To be done
Copy each entry as it stands, leaving nothing out.

Dataset rows
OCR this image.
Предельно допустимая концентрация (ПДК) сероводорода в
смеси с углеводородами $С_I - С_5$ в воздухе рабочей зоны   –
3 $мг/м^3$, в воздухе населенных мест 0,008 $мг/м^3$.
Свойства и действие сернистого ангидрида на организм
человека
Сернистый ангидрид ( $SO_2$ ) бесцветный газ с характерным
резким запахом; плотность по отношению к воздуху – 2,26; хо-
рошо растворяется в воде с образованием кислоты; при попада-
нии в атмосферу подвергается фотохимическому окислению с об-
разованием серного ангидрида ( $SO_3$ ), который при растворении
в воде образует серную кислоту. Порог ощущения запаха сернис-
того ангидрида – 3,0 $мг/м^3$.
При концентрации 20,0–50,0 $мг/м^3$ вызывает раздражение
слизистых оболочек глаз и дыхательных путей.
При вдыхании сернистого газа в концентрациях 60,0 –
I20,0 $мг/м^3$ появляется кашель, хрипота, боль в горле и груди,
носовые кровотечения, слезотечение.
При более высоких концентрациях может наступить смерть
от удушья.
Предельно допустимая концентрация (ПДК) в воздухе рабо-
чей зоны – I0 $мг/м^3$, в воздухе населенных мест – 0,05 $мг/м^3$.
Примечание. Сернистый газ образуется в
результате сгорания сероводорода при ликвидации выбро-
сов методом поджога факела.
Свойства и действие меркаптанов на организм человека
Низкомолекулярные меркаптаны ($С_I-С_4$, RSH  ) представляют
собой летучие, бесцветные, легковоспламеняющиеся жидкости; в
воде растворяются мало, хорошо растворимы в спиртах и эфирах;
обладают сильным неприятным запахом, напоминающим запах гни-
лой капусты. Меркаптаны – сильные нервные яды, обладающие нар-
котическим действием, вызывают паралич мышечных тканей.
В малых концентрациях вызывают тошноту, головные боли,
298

Exercise answer
OCR this image.
Предельно допустимая концентрация (ПДК) сероводорода в
смеси с углеводородами $С_I - С_5$ в воздухе рабочей зоны   –
3 $мг/м^3$, в воздухе населенных мест 0,008 $мг/м^3$.
Свойства и действие сернистого ангидрида на организм
человека
Сернистый ангидрид ( $SO_2$ ) бесцветный газ с характерным
резким запахом; плотность по отношению к воздуху – 2,26; хо-
рошо растворяется в воде с образованием кислоты; при попада-
нии в атмосферу подвергается фотохимическому окислению с об-
разованием серного ангидрида ( $SO_3$ ), который при растворении
в воде образует серную кислоту. Порог ощущения запаха сернис-
того ангидрида – 3,0 $мг/м^3$.
При концентрации 20,0–50,0 $мг/м^3$ вызывает раздражение
слизистых оболочек глаз и дыхательных путей.
При вдыхании сернистого газа в концентрациях 60,0 –
I20,0 $мг/м^3$ появляется кашель, хрипота, боль в горле и груди,
носовые кровотечения, слезотечение.
При более высоких концентрациях может наступить смерть
от удушья.
Предельно допустимая концентрация (ПДК) в воздухе рабо-
чей зоны – I0 $мг/м^3$, в воздухе населенных мест – 0,05 $мг/м^3$.
Примечание. Сернистый газ образуется в
результате сгорания сероводорода при ликвидации выбро-
сов методом поджога факела.
Свойства и действие меркаптанов на организм человека
Низкомолекулярные меркаптаны ($С_I-С_4$, RSH  ) представляют
собой летучие, бесцветные, легковоспламеняющиеся жидкости; в
воде растворяются мало, хорошо растворимы в спиртах и эфирах;
обладают сильным неприятным запахом, напоминающим запах гни-
лой капусты. Меркаптаны – сильные нервные яды, обладающие нар-
котическим действием, вызывают паралич мышечных тканей.
В малых концентрациях вызывают тошноту, головные боли,
298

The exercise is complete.